--- BEGIN ---

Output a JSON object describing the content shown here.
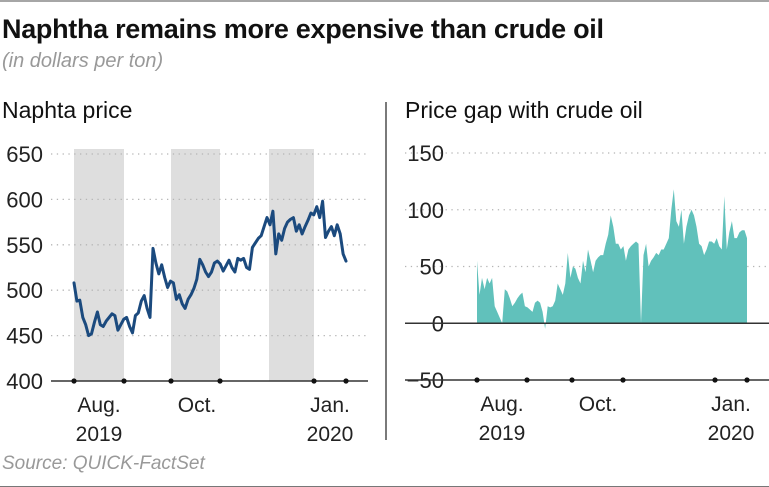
{
  "title": "Naphtha remains more expensive than crude oil",
  "subtitle": "(in dollars per ton)",
  "source": "Source: QUICK-FactSet",
  "colors": {
    "line": "#1b4a7e",
    "area": "#61c1bb",
    "band": "#dedede",
    "axis": "#333333",
    "grid": "#b5b5b5"
  },
  "chart_data": [
    {
      "type": "line",
      "title": "Naphta price",
      "ylabel": "",
      "xlabel": "",
      "ylim": [
        400,
        650
      ],
      "yticks": [
        400,
        450,
        500,
        550,
        600,
        650
      ],
      "ytick_labels": [
        "400",
        "450",
        "500",
        "550",
        "600",
        "650"
      ],
      "grid": true,
      "x_range_months": [
        "2019-07 (late)",
        "2020-01 (early)"
      ],
      "x_tick_labels": [
        {
          "line1": "Aug.",
          "line2": "2019",
          "month_index": 0.5
        },
        {
          "line1": "Oct.",
          "line2": "",
          "month_index": 2.5
        },
        {
          "line1": "Jan.",
          "line2": "2020",
          "month_index": 5.5
        }
      ],
      "shaded_months": [
        "Aug. 2019",
        "Oct. 2019",
        "Dec. 2019"
      ],
      "series": [
        {
          "name": "Naphtha price",
          "values": [
            508,
            488,
            489,
            470,
            462,
            450,
            452,
            465,
            476,
            462,
            460,
            466,
            470,
            474,
            472,
            456,
            462,
            468,
            470,
            460,
            453,
            472,
            475,
            488,
            494,
            480,
            470,
            546,
            530,
            518,
            528,
            514,
            503,
            510,
            508,
            490,
            495,
            485,
            480,
            490,
            495,
            502,
            512,
            534,
            528,
            520,
            515,
            520,
            530,
            532,
            529,
            521,
            527,
            533,
            525,
            520,
            535,
            533,
            535,
            525,
            523,
            547,
            552,
            557,
            560,
            570,
            580,
            572,
            587,
            540,
            562,
            555,
            568,
            575,
            578,
            580,
            565,
            572,
            562,
            570,
            577,
            585,
            583,
            592,
            580,
            598,
            558,
            565,
            570,
            560,
            572,
            562,
            540,
            532
          ]
        }
      ]
    },
    {
      "type": "area",
      "title": "Price gap with crude oil",
      "ylabel": "",
      "xlabel": "",
      "ylim": [
        -50,
        150
      ],
      "yticks": [
        -50,
        0,
        50,
        100,
        150
      ],
      "ytick_labels": [
        "−50",
        "0",
        "50",
        "100",
        "150"
      ],
      "grid": true,
      "x_tick_labels": [
        {
          "line1": "Aug.",
          "line2": "2019",
          "month_index": 0.5
        },
        {
          "line1": "Oct.",
          "line2": "",
          "month_index": 2.5
        },
        {
          "line1": "Jan.",
          "line2": "2020",
          "month_index": 5.5
        }
      ],
      "series": [
        {
          "name": "Naphtha minus crude oil",
          "values": [
            55,
            25,
            40,
            30,
            40,
            35,
            40,
            15,
            10,
            5,
            0,
            30,
            28,
            22,
            15,
            18,
            22,
            25,
            27,
            15,
            14,
            12,
            10,
            18,
            20,
            18,
            10,
            -5,
            15,
            14,
            15,
            20,
            35,
            30,
            25,
            35,
            62,
            40,
            50,
            48,
            40,
            35,
            55,
            45,
            65,
            55,
            45,
            55,
            58,
            60,
            60,
            70,
            78,
            95,
            85,
            70,
            70,
            65,
            68,
            55,
            65,
            68,
            70,
            72,
            70,
            0,
            60,
            70,
            50,
            55,
            58,
            62,
            60,
            65,
            65,
            70,
            75,
            100,
            118,
            90,
            85,
            100,
            70,
            85,
            95,
            100,
            95,
            85,
            70,
            68,
            60,
            65,
            72,
            72,
            70,
            75,
            68,
            65,
            112,
            65,
            80,
            90,
            75,
            75,
            80,
            82,
            82,
            75
          ]
        }
      ]
    }
  ]
}
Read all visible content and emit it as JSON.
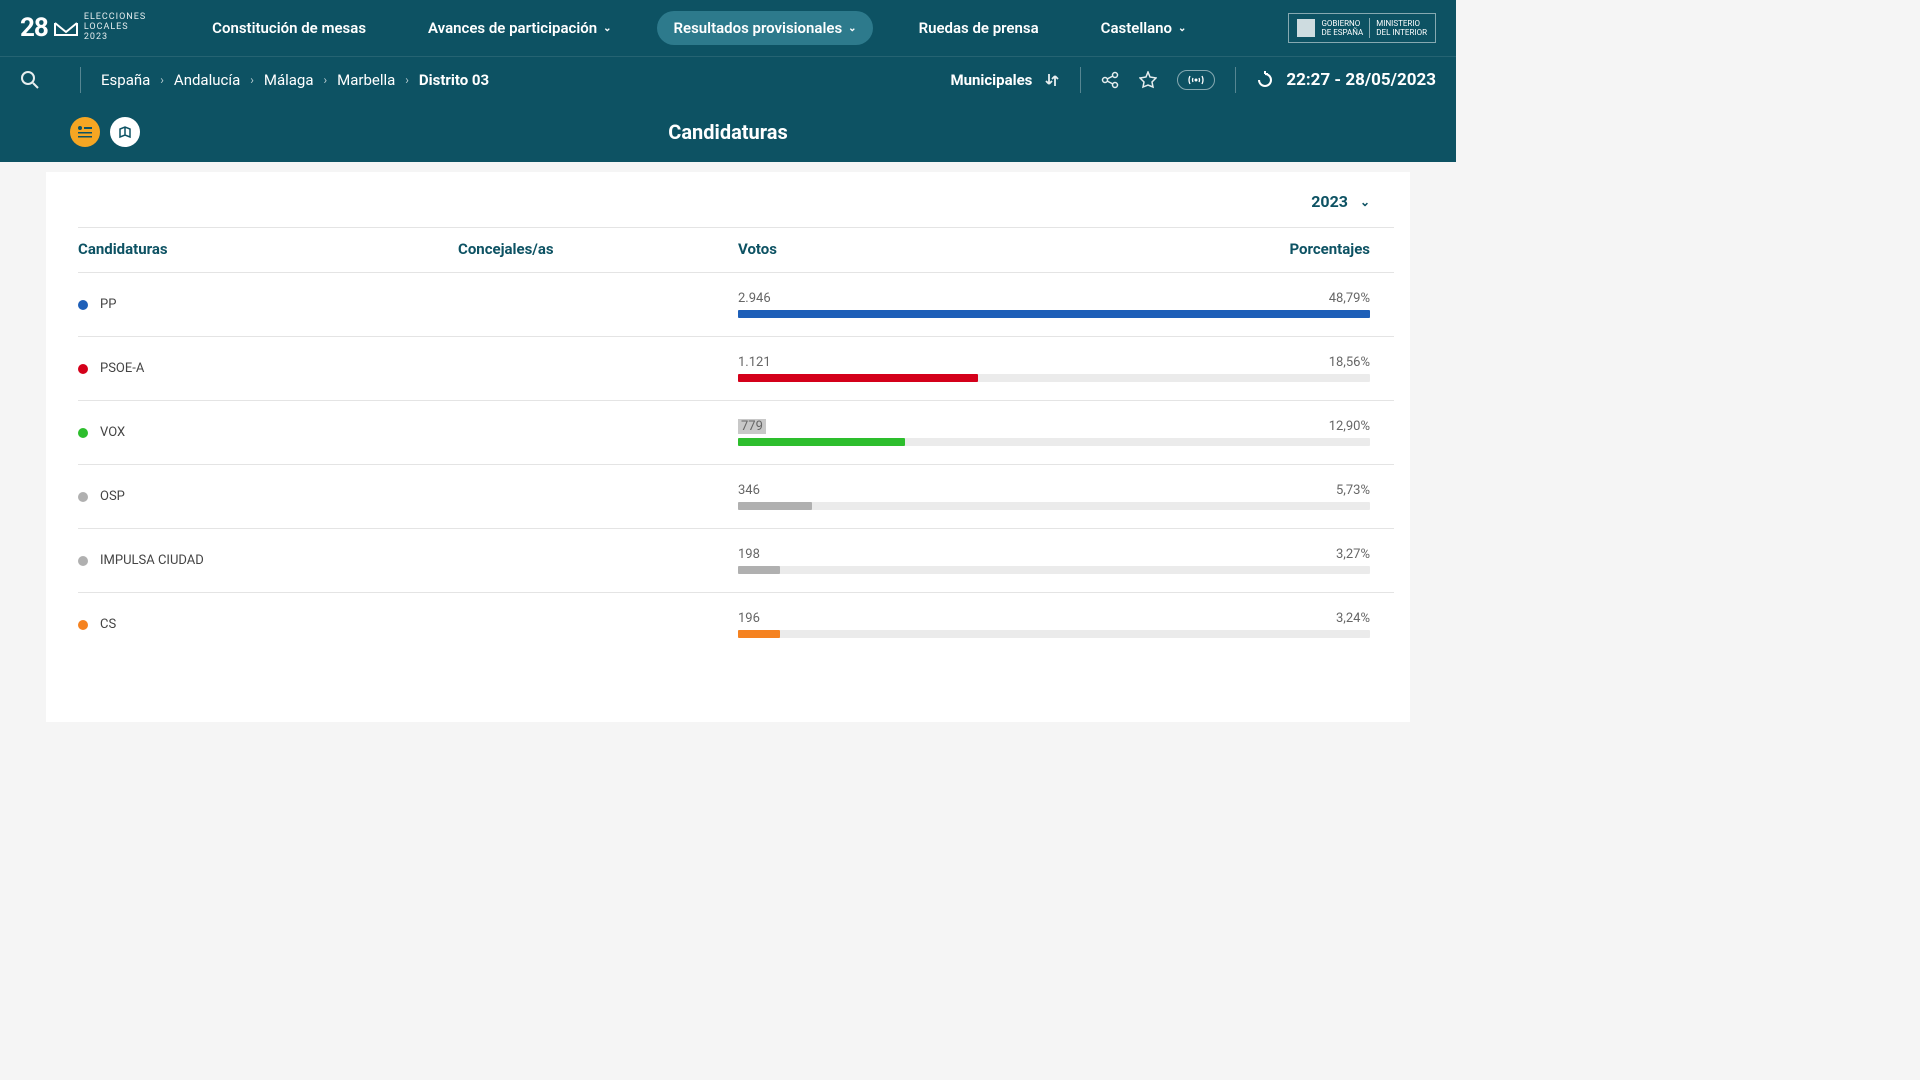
{
  "logo": {
    "num": "28",
    "letter": "M",
    "line1": "ELECCIONES",
    "line2": "LOCALES",
    "line3": "2023"
  },
  "nav": {
    "item1": "Constitución de mesas",
    "item2": "Avances de participación",
    "item3": "Resultados provisionales",
    "item4": "Ruedas de prensa",
    "item5": "Castellano"
  },
  "gov": {
    "line1": "GOBIERNO",
    "line2": "DE ESPAÑA",
    "line3": "MINISTERIO",
    "line4": "DEL INTERIOR"
  },
  "breadcrumb": {
    "b1": "España",
    "b2": "Andalucía",
    "b3": "Málaga",
    "b4": "Marbella",
    "b5": "Distrito 03"
  },
  "electionType": "Municipales",
  "timestamp": "22:27 - 28/05/2023",
  "sectionTitle": "Candidaturas",
  "yearSelector": "2023",
  "headers": {
    "cand": "Candidaturas",
    "conc": "Concejales/as",
    "votos": "Votos",
    "pct": "Porcentajes"
  },
  "maxVotes": 2946,
  "results": [
    {
      "name": "PP",
      "color": "#1e5fb8",
      "votes": "2.946",
      "votesNum": 2946,
      "pct": "48,79%",
      "highlighted": false
    },
    {
      "name": "PSOE-A",
      "color": "#d4001a",
      "votes": "1.121",
      "votesNum": 1121,
      "pct": "18,56%",
      "highlighted": false
    },
    {
      "name": "VOX",
      "color": "#2dbe2d",
      "votes": "779",
      "votesNum": 779,
      "pct": "12,90%",
      "highlighted": true
    },
    {
      "name": "OSP",
      "color": "#b0b0b0",
      "votes": "346",
      "votesNum": 346,
      "pct": "5,73%",
      "highlighted": false
    },
    {
      "name": "IMPULSA CIUDAD",
      "color": "#b0b0b0",
      "votes": "198",
      "votesNum": 198,
      "pct": "3,27%",
      "highlighted": false
    },
    {
      "name": "CS",
      "color": "#f58220",
      "votes": "196",
      "votesNum": 196,
      "pct": "3,24%",
      "highlighted": false
    }
  ]
}
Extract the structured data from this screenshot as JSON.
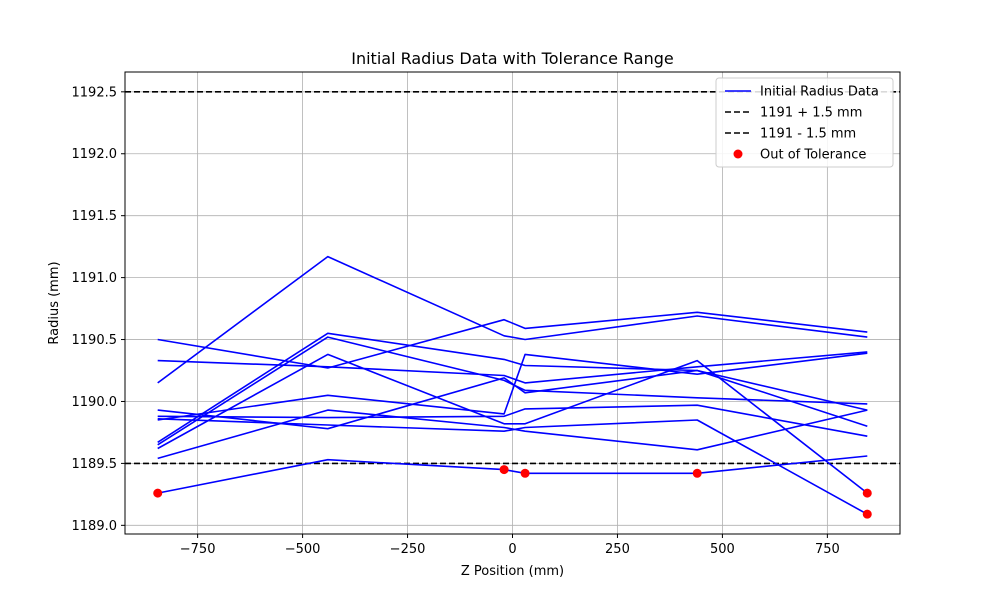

--- END ---

Copy all lines above containing the string "JSON".

### [Reply]
Output a JSON object describing the content shown here.
Read all visible content and emit it as JSON.
Extract the structured data from this screenshot as JSON.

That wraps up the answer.